• PROBLEM TO SOLVE:
Look through the data below. Collect every line where the word "биологических" occurs.

─── SUPPLIED MATERIAL ───

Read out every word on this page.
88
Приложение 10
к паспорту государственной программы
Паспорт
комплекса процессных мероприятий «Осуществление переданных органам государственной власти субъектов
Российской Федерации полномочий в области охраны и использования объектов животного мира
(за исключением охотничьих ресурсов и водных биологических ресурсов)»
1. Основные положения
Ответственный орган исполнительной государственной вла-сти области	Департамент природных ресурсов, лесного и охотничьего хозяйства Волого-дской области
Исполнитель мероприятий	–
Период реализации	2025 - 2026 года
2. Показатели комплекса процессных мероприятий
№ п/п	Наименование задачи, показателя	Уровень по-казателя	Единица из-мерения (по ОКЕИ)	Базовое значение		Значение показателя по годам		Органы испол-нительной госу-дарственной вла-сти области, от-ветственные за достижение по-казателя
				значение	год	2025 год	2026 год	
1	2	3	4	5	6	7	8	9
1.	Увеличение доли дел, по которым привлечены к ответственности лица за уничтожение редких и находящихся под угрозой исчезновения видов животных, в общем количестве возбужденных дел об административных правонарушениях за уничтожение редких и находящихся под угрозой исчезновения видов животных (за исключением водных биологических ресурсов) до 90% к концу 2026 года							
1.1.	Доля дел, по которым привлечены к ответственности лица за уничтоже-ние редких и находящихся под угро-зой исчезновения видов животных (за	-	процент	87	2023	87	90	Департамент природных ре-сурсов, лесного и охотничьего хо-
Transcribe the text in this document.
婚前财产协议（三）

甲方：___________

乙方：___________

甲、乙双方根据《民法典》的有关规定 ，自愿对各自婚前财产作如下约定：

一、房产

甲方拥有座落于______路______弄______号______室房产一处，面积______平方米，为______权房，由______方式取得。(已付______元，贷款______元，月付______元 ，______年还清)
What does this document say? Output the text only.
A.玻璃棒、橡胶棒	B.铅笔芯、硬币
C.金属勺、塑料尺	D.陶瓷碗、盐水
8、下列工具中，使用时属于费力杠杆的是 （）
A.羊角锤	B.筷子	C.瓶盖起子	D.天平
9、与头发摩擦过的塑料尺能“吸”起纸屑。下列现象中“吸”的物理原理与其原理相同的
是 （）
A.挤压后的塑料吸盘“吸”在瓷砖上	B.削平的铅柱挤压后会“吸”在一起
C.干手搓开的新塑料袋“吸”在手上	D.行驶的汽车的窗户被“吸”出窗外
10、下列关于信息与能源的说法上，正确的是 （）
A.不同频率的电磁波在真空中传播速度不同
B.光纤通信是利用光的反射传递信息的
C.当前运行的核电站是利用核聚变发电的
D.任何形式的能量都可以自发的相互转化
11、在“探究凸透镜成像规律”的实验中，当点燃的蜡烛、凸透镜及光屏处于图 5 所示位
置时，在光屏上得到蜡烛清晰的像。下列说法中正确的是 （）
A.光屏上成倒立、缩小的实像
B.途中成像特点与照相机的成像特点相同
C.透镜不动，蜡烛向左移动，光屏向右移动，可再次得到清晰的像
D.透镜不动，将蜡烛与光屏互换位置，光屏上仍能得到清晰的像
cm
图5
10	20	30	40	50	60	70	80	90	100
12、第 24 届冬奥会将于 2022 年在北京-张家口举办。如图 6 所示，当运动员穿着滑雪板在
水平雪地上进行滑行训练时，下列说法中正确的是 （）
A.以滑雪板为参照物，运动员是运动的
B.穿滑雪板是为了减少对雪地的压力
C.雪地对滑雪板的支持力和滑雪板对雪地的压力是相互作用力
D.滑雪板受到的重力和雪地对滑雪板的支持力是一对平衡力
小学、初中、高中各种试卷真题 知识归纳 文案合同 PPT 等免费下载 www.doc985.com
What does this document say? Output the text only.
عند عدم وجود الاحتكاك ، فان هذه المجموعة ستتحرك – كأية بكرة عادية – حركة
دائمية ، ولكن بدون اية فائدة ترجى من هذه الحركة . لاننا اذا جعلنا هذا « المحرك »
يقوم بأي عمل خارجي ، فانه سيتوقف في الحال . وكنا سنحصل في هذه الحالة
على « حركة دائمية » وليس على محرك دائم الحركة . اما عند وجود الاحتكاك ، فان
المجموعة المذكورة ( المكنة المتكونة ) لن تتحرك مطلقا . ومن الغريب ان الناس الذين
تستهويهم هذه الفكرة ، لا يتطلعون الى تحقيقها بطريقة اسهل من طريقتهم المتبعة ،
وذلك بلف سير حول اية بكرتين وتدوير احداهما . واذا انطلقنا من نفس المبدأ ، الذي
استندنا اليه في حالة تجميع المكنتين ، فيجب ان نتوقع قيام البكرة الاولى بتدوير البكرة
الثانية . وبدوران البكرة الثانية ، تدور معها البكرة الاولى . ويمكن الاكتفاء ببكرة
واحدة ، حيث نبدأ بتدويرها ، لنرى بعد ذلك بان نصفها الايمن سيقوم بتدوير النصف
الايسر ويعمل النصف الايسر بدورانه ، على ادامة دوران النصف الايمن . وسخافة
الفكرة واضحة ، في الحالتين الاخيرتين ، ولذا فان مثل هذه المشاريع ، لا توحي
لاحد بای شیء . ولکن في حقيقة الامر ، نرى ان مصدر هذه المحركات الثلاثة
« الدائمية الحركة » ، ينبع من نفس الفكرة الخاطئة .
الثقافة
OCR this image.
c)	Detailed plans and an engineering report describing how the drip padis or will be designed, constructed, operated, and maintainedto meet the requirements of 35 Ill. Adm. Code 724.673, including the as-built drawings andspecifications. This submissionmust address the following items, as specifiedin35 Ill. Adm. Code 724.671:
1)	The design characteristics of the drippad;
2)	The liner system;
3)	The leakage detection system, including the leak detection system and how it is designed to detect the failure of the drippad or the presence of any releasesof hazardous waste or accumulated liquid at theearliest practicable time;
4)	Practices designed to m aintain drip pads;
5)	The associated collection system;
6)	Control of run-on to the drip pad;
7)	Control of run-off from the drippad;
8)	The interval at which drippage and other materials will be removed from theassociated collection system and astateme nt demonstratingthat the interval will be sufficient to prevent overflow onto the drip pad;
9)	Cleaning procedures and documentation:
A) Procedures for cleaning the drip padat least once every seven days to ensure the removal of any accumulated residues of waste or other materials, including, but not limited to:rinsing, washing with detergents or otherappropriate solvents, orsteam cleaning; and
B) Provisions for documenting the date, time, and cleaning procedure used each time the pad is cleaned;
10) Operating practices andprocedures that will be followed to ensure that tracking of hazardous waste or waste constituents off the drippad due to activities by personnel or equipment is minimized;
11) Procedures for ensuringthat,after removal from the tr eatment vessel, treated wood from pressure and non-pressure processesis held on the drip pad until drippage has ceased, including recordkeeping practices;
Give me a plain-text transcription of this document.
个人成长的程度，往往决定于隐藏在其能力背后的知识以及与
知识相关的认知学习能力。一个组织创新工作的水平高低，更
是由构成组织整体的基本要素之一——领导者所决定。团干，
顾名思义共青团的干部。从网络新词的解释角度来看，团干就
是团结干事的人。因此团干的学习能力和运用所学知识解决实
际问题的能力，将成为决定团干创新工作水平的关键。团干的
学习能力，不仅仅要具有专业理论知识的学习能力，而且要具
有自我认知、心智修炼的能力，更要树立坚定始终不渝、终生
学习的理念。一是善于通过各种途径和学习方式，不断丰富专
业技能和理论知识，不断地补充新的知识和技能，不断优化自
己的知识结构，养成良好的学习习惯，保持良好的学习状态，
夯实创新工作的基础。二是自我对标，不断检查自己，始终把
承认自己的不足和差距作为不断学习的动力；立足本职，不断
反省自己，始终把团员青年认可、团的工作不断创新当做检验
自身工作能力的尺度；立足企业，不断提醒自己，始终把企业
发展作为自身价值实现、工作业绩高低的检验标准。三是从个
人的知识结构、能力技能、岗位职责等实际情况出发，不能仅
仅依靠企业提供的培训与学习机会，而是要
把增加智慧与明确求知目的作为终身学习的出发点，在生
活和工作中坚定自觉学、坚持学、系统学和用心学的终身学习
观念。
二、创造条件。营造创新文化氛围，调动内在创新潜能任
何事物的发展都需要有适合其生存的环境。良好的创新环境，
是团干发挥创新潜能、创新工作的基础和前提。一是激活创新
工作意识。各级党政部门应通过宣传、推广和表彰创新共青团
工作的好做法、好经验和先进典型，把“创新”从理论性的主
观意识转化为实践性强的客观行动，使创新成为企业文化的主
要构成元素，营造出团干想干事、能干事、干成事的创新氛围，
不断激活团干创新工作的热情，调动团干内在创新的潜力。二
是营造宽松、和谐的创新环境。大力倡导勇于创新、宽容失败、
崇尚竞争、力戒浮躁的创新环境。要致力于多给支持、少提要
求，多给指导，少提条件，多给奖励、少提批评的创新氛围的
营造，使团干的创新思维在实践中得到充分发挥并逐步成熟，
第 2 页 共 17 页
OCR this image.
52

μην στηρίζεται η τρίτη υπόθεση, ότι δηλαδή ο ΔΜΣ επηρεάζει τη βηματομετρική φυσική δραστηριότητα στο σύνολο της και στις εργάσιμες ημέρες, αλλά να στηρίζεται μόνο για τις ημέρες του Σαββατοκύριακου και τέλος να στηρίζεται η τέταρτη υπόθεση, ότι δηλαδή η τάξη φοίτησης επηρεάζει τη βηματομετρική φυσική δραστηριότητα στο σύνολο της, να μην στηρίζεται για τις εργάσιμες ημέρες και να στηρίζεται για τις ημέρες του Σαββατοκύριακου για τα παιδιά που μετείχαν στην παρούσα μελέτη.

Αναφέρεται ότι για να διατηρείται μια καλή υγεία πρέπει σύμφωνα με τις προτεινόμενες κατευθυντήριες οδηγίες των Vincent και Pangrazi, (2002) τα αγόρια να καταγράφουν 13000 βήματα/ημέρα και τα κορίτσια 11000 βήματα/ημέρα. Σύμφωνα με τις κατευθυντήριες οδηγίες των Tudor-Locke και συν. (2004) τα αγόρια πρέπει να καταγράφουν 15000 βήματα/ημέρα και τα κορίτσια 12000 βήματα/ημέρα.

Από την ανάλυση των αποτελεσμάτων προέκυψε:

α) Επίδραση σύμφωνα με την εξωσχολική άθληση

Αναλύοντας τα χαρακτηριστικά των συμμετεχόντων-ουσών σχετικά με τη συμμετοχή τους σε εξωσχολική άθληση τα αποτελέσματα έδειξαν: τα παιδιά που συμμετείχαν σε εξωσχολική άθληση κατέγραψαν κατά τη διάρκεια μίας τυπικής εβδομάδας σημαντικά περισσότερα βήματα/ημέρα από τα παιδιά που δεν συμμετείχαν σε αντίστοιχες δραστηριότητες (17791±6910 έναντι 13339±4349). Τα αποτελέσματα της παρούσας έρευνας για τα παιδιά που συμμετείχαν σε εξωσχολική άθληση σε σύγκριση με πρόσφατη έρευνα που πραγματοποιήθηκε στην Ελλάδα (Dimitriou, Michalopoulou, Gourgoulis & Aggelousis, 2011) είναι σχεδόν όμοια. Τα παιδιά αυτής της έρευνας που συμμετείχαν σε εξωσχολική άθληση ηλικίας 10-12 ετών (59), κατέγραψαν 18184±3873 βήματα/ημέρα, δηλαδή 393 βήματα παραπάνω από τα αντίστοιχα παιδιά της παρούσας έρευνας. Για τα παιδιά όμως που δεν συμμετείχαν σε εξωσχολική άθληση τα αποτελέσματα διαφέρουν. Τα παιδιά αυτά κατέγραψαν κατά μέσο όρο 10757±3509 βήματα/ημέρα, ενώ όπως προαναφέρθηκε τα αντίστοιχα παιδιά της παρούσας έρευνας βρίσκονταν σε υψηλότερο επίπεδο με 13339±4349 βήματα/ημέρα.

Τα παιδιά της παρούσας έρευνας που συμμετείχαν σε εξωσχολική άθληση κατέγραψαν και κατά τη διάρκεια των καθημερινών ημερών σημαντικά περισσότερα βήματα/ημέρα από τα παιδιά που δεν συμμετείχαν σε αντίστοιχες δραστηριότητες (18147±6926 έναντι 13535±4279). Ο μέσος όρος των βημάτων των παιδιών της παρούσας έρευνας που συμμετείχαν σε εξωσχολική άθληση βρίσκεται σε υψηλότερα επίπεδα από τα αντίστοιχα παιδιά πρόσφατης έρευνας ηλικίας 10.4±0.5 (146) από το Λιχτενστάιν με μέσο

───

• WRITTEN RESPONSE:
(за исключением охотничьих ресурсов и водных биологических ресурсов)»
1.	Увеличение доли дел, по которым привлечены к ответственности лица за уничтожение редких и находящихся под угрозой исчезновения видов животных, в общем количестве возбужденных дел об административных правонарушениях за уничтожение редких и находящихся под угрозой исчезновения видов животных (за исключением водных биологических ресурсов) до 90% к концу 2026 года							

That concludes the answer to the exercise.